→ WORK TO COMPLETE
Extract all lines that hold "text" from the records below.
- - -
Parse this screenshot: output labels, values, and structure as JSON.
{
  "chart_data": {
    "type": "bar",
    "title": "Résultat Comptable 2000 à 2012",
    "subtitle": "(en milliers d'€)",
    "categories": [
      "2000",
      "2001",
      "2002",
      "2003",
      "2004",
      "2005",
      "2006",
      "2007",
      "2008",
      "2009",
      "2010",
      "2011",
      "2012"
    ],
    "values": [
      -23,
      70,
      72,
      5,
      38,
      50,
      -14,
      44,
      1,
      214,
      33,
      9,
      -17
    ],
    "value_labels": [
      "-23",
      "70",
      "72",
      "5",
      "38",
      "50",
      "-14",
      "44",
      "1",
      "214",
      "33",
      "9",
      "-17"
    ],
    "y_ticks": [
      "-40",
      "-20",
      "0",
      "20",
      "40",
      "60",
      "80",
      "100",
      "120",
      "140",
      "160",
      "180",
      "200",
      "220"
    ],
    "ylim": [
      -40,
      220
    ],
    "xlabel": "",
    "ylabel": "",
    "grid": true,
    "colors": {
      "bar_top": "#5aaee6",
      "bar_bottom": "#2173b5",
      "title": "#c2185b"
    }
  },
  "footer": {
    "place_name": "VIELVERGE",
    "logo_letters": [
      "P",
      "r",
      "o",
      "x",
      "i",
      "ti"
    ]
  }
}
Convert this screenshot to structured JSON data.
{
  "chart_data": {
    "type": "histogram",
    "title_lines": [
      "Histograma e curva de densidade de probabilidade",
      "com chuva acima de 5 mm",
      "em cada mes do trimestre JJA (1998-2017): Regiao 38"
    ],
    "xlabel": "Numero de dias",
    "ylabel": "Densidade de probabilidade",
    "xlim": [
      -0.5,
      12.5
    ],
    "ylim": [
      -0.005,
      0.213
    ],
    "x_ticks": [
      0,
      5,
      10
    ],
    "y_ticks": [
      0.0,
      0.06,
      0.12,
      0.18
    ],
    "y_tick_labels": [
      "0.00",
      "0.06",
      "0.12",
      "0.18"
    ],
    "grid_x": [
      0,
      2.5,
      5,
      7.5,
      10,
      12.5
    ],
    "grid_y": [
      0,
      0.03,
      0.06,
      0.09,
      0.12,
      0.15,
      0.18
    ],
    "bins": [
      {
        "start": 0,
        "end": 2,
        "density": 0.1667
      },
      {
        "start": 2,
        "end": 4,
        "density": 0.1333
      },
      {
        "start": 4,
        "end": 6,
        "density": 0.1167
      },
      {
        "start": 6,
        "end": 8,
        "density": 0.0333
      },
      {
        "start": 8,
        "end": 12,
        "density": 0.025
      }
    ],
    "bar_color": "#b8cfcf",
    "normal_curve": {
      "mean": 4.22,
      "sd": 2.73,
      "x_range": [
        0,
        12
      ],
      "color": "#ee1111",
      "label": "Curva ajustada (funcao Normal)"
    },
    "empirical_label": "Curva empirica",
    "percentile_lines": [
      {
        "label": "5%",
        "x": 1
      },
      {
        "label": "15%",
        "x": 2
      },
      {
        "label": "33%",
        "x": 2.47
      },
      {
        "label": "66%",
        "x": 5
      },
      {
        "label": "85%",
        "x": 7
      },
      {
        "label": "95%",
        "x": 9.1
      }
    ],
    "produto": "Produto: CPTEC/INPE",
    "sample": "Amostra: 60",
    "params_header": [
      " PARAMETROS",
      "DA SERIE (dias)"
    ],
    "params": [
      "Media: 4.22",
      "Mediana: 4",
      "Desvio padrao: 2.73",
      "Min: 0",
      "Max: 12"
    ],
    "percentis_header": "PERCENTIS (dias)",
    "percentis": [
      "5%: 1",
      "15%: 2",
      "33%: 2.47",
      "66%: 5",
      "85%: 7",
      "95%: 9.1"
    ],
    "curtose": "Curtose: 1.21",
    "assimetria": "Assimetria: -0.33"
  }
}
- - -
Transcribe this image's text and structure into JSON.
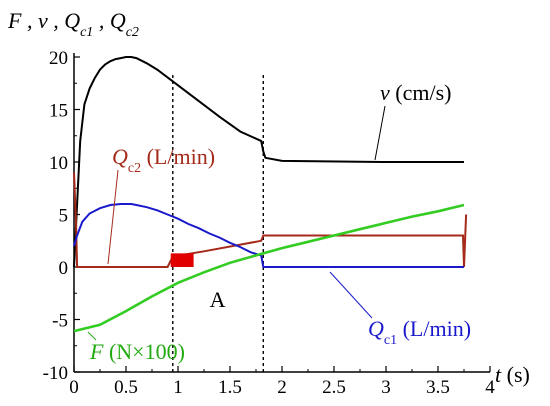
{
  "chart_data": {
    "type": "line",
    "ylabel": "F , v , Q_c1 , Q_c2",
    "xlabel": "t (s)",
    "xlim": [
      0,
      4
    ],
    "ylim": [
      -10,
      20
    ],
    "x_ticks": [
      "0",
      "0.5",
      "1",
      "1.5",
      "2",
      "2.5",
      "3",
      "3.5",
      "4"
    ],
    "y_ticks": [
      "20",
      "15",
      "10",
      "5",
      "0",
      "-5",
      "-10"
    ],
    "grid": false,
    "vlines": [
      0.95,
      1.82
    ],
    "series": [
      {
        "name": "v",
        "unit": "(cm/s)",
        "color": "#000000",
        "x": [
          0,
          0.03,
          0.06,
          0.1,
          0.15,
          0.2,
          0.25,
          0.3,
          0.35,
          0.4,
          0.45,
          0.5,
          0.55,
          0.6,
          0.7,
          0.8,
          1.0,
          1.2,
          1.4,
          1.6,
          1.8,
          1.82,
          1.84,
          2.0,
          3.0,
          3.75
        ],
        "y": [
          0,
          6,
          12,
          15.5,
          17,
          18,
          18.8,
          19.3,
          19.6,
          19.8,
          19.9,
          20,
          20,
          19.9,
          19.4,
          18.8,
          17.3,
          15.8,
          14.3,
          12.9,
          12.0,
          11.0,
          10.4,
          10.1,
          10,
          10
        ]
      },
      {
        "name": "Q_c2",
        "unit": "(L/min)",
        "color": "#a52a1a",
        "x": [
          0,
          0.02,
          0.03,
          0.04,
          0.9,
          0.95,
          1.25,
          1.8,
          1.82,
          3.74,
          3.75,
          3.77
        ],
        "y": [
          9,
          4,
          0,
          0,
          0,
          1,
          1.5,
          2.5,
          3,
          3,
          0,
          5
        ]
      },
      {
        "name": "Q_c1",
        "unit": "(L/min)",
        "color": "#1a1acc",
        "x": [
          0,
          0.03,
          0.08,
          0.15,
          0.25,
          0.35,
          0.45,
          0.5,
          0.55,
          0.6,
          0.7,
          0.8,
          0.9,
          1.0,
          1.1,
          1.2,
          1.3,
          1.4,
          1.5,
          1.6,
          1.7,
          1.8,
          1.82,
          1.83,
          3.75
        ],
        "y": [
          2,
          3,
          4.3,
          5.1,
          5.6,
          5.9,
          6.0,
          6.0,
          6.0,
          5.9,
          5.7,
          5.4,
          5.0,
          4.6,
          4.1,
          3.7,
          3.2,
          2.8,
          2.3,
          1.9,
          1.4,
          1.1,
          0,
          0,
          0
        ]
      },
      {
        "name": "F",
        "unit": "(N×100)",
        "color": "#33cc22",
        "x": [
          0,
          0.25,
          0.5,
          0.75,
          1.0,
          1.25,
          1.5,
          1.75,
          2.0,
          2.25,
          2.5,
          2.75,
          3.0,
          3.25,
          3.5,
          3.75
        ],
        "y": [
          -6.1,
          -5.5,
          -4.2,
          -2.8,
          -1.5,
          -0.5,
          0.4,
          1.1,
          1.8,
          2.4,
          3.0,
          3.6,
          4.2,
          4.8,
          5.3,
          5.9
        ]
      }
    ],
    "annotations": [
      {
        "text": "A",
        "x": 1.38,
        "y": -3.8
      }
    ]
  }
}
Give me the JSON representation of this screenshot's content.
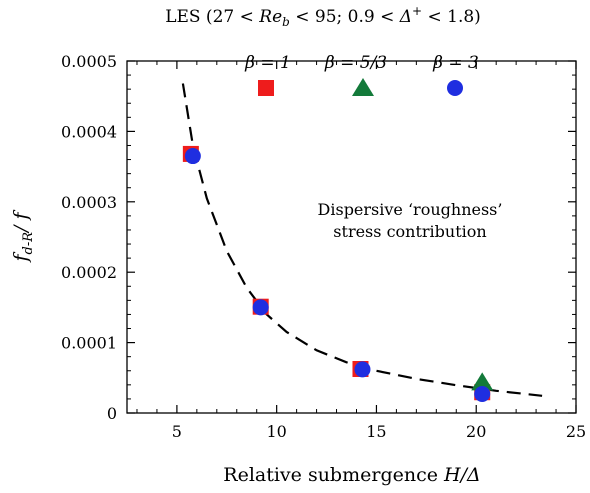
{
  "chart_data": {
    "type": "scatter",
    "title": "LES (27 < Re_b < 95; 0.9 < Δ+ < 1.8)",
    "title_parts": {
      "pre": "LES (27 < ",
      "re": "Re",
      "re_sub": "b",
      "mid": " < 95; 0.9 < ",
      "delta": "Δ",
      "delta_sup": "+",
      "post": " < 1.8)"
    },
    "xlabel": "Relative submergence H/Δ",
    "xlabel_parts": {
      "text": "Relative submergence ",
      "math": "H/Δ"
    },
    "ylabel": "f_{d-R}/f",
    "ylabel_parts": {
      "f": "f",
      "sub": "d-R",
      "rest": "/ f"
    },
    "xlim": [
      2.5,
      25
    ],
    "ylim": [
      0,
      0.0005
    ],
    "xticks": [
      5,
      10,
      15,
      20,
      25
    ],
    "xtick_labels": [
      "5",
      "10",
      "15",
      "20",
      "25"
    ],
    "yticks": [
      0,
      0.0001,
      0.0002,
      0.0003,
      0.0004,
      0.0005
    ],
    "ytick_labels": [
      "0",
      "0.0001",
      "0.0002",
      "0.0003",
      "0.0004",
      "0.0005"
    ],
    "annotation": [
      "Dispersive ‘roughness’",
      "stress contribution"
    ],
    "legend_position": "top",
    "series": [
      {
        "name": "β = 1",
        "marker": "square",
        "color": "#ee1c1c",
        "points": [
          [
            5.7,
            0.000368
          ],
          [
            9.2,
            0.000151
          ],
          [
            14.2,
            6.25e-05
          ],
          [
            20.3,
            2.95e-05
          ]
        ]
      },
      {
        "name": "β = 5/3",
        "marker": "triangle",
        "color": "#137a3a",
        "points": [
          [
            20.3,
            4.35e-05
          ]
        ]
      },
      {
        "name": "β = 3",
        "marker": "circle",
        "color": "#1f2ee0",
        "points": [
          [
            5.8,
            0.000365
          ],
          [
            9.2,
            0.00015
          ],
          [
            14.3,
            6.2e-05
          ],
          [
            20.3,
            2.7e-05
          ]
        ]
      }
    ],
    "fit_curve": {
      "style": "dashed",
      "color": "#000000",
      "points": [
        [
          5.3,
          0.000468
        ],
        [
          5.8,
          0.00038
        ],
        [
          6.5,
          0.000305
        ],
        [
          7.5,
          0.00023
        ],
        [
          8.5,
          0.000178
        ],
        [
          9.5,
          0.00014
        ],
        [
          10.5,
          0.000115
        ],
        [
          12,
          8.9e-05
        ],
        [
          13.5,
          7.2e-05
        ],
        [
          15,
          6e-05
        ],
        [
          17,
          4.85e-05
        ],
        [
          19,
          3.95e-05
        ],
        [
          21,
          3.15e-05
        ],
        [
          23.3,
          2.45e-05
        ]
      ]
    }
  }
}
- - -
→ OUTPUT BELOW
Transcribe this image's text and structure into JSON.
        "text": "A",
      "text": "Relative submergence ",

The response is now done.